• [GIVEN DATA]:
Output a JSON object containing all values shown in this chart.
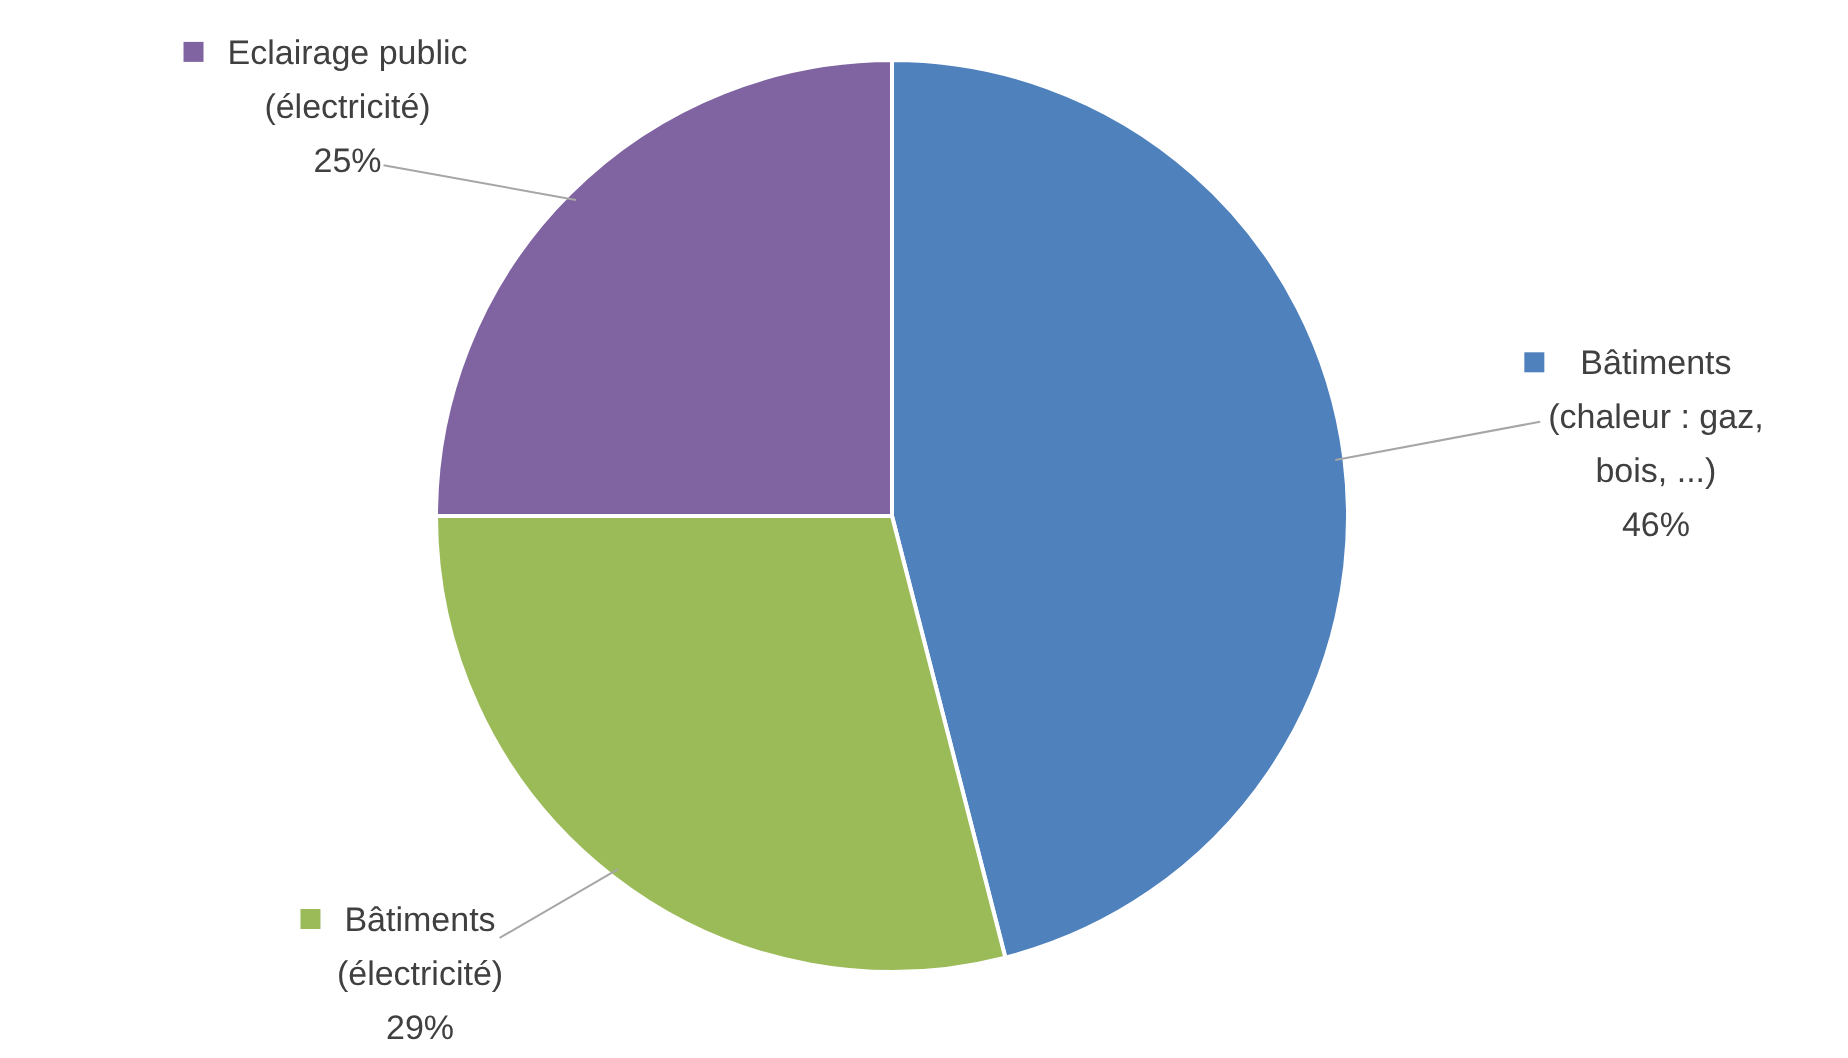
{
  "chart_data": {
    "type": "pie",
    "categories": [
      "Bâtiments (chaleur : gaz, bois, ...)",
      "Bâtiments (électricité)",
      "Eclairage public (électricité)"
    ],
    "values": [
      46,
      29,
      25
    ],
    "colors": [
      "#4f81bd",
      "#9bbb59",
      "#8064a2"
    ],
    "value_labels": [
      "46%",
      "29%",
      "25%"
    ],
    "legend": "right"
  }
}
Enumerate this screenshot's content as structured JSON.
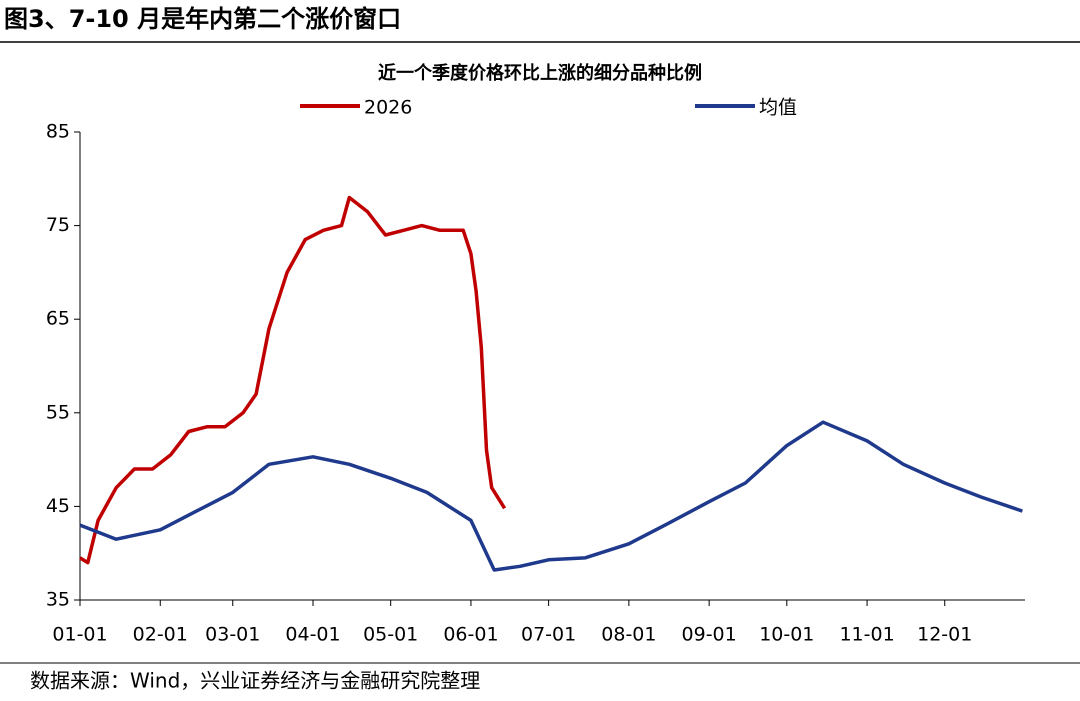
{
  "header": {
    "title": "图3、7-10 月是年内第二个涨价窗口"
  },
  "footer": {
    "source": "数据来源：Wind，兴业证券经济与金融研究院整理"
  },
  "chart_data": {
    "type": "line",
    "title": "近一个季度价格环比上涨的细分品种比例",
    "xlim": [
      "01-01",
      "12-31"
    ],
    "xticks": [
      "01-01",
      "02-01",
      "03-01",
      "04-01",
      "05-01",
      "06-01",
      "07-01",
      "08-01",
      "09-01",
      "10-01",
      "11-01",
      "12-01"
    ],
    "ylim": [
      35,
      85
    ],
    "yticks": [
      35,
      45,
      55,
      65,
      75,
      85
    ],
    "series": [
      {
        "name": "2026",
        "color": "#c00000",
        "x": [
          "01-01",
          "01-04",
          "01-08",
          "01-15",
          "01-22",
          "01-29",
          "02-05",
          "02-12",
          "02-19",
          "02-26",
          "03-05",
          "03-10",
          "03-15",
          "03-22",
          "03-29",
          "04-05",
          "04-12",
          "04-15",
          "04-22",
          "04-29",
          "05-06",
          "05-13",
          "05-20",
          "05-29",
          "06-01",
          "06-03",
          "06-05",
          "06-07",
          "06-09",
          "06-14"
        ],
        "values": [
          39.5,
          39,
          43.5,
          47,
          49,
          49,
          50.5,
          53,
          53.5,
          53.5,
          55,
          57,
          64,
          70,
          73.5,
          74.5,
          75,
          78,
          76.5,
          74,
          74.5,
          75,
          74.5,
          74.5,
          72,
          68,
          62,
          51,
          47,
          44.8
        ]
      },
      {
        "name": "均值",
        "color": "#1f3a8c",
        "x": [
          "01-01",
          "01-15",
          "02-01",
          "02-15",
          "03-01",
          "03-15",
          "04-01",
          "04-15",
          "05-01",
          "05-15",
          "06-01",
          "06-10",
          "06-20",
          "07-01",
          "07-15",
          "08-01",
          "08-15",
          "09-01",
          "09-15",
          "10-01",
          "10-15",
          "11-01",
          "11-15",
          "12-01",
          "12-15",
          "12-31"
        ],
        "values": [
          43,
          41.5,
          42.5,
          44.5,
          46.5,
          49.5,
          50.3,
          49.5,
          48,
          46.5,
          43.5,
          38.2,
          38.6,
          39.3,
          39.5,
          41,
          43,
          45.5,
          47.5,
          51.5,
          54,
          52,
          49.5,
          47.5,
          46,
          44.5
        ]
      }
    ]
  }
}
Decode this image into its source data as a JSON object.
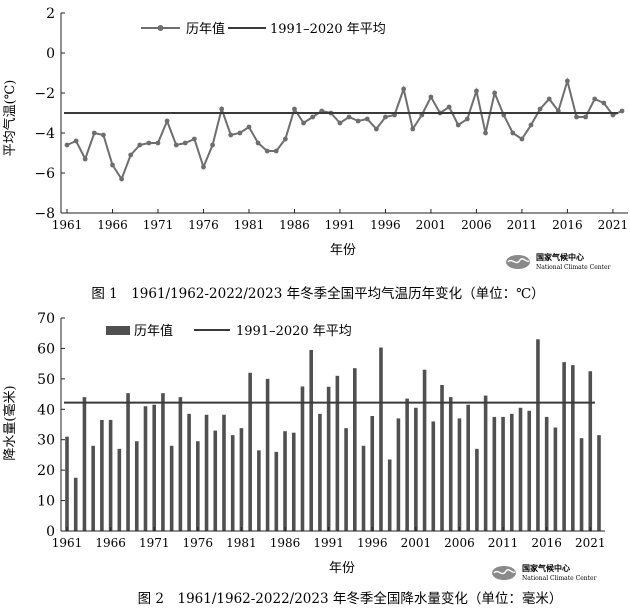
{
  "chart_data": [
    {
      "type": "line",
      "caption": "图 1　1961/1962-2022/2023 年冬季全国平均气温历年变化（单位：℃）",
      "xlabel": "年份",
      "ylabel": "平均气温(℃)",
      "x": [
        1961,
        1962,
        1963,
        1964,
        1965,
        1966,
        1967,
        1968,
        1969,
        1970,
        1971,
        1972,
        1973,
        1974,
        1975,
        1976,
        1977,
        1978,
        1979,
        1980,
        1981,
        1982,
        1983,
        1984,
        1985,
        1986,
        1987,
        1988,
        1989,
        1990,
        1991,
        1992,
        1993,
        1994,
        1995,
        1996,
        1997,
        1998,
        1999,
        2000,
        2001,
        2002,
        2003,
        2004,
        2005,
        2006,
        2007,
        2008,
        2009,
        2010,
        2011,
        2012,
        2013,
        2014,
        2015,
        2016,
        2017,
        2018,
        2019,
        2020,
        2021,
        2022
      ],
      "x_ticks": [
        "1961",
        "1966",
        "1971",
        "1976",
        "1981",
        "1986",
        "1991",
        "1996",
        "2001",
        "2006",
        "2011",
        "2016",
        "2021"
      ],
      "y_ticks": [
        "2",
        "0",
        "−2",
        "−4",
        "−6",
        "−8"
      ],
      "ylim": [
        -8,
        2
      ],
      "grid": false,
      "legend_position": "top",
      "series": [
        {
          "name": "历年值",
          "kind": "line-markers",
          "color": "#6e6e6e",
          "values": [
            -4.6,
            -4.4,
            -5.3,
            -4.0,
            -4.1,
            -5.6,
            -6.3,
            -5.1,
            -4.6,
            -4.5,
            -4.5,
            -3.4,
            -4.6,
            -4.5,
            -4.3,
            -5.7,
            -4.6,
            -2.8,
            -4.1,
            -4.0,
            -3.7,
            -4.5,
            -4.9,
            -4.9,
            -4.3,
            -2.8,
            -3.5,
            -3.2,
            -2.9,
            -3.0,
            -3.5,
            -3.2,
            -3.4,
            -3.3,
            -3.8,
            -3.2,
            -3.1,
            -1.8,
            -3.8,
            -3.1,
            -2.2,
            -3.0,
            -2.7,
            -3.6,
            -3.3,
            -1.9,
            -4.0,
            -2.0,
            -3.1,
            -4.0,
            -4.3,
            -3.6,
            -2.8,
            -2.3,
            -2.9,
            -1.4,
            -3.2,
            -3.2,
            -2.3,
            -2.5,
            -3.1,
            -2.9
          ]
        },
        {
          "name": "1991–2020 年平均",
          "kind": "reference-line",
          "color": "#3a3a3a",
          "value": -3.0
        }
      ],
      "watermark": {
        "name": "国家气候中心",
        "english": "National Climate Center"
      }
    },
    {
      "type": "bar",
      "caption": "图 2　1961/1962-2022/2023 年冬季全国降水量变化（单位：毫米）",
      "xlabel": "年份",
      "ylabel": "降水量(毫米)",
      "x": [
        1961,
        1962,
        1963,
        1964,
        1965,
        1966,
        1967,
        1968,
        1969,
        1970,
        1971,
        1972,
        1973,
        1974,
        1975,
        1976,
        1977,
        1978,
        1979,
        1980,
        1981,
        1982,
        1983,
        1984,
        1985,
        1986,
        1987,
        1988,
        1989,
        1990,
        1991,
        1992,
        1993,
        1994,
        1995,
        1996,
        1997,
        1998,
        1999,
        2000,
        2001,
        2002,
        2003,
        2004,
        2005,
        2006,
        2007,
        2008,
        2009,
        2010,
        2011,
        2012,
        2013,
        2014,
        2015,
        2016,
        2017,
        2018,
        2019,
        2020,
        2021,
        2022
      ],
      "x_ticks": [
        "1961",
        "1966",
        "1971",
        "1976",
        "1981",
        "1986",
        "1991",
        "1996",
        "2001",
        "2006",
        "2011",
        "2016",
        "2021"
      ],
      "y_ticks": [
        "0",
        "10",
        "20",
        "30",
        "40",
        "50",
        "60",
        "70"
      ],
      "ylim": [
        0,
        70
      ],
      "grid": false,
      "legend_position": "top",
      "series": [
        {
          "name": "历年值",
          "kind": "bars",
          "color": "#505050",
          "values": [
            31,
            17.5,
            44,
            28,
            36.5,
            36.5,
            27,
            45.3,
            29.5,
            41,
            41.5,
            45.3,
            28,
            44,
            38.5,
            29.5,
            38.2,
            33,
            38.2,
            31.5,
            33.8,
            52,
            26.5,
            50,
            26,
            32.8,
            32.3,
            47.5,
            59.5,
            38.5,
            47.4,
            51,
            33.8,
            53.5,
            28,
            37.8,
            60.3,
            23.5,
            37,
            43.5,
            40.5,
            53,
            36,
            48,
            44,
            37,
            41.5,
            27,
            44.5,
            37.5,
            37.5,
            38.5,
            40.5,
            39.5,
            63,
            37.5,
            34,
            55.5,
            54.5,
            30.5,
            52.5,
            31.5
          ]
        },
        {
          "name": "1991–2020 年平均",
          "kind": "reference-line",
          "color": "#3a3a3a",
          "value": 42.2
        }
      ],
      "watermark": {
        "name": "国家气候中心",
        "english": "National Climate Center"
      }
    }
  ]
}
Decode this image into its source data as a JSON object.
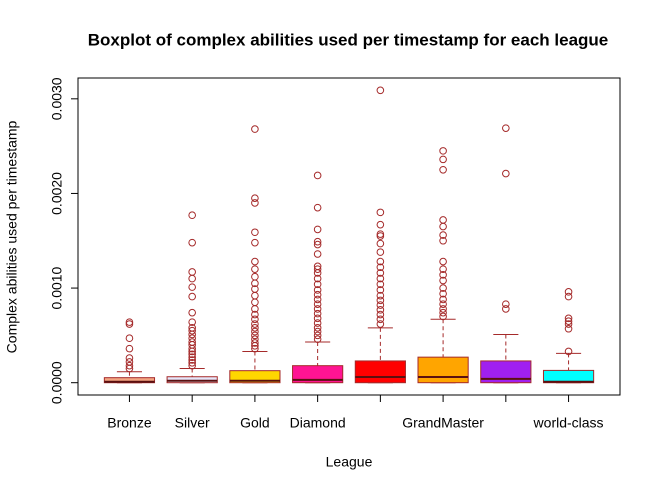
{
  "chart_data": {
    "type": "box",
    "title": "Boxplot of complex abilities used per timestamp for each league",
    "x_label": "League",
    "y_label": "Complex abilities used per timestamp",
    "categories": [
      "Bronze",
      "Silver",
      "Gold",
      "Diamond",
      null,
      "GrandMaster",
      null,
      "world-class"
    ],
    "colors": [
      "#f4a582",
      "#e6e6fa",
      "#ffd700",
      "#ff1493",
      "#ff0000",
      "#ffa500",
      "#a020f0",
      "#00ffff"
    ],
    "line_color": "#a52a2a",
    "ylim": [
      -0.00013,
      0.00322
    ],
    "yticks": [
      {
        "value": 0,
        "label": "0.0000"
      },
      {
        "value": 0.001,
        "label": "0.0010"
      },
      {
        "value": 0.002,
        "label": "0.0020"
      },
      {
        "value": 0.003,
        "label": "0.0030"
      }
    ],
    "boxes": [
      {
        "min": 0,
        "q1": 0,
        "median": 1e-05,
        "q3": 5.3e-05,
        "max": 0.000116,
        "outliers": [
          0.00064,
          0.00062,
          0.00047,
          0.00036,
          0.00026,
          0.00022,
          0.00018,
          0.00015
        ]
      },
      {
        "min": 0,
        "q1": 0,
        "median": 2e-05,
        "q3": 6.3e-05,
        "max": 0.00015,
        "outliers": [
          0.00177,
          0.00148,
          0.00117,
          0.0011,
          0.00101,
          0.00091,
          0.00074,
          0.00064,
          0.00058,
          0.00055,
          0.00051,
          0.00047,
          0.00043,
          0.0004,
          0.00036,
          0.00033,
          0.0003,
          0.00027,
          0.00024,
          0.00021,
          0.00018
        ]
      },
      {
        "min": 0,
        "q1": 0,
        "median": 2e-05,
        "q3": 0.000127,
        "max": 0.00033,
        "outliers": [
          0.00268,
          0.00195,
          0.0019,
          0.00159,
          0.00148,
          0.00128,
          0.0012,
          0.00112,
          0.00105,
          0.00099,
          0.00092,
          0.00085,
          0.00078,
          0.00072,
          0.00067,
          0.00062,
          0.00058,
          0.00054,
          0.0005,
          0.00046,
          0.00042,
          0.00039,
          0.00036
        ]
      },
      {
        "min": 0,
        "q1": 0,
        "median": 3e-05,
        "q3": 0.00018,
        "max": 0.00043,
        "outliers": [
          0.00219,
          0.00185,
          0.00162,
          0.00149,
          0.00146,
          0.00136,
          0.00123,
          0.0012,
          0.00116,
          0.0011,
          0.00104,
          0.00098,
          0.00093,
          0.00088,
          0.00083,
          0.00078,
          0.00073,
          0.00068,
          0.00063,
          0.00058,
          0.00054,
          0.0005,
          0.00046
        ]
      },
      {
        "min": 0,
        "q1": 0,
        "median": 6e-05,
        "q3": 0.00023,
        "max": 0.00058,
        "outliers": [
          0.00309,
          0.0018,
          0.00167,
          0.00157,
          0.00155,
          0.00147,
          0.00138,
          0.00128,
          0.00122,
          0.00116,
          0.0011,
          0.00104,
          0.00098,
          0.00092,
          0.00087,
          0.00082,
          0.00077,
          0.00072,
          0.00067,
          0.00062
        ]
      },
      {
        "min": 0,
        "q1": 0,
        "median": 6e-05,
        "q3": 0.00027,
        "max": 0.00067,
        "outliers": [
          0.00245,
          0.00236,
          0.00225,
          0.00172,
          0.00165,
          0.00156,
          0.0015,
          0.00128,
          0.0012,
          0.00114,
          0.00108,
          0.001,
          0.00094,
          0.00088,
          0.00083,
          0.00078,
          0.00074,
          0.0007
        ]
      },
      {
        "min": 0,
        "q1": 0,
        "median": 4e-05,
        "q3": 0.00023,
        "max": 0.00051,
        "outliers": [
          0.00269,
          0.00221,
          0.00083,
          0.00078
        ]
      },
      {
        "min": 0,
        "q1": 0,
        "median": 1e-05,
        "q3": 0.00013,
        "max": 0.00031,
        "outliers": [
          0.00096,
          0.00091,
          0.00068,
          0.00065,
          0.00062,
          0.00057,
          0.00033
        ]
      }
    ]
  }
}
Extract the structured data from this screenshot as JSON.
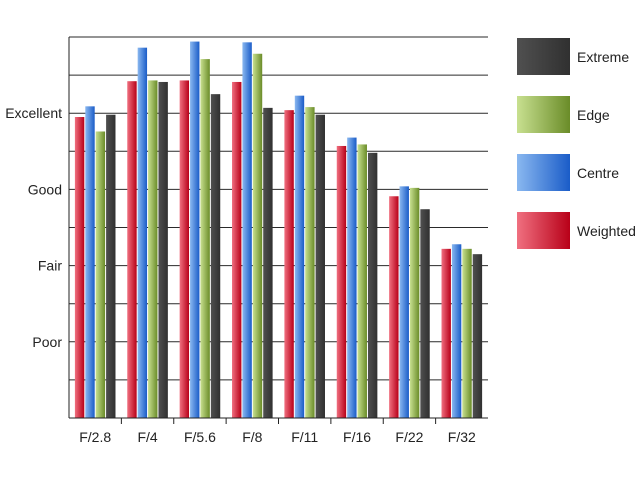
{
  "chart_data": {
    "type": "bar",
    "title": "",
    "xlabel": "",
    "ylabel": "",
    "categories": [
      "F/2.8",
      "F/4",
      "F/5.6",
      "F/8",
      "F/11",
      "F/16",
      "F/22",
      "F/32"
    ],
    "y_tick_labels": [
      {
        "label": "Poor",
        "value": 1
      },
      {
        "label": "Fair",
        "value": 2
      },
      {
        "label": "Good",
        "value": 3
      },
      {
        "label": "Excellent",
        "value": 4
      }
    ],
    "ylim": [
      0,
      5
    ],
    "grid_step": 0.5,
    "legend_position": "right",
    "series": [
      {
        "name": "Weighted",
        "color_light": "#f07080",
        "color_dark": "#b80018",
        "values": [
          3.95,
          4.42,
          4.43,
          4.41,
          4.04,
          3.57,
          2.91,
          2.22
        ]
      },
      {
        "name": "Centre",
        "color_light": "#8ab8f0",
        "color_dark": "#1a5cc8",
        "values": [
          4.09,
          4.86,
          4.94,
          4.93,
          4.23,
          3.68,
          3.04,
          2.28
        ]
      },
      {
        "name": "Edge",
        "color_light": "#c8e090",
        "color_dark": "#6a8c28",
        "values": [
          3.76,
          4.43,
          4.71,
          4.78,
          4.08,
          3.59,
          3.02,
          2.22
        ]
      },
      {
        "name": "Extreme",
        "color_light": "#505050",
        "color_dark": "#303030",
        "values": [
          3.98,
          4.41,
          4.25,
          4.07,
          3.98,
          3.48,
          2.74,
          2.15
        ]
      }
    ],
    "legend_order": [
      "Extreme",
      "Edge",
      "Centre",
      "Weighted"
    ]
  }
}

• [WRITTEN TASK]: With pictures omitted, copy exactly the lines from the one containing "Extract the structured" through the final line of the listing, both included.

• [ANSWER FOR THIS EXERCISE]:
Extract the structured data from this screenshot as JSON.
{
  "chart_data": {
    "type": "bar",
    "title": "",
    "xlabel": "",
    "ylabel": "",
    "categories": [
      "F/2.8",
      "F/4",
      "F/5.6",
      "F/8",
      "F/11",
      "F/16",
      "F/22",
      "F/32"
    ],
    "y_tick_labels": [
      {
        "label": "Poor",
        "value": 1
      },
      {
        "label": "Fair",
        "value": 2
      },
      {
        "label": "Good",
        "value": 3
      },
      {
        "label": "Excellent",
        "value": 4
      }
    ],
    "ylim": [
      0,
      5
    ],
    "grid_step": 0.5,
    "legend_position": "right",
    "series": [
      {
        "name": "Weighted",
        "color_light": "#f07080",
        "color_dark": "#b80018",
        "values": [
          3.95,
          4.42,
          4.43,
          4.41,
          4.04,
          3.57,
          2.91,
          2.22
        ]
      },
      {
        "name": "Centre",
        "color_light": "#8ab8f0",
        "color_dark": "#1a5cc8",
        "values": [
          4.09,
          4.86,
          4.94,
          4.93,
          4.23,
          3.68,
          3.04,
          2.28
        ]
      },
      {
        "name": "Edge",
        "color_light": "#c8e090",
        "color_dark": "#6a8c28",
        "values": [
          3.76,
          4.43,
          4.71,
          4.78,
          4.08,
          3.59,
          3.02,
          2.22
        ]
      },
      {
        "name": "Extreme",
        "color_light": "#505050",
        "color_dark": "#303030",
        "values": [
          3.98,
          4.41,
          4.25,
          4.07,
          3.98,
          3.48,
          2.74,
          2.15
        ]
      }
    ],
    "legend_order": [
      "Extreme",
      "Edge",
      "Centre",
      "Weighted"
    ]
  }
}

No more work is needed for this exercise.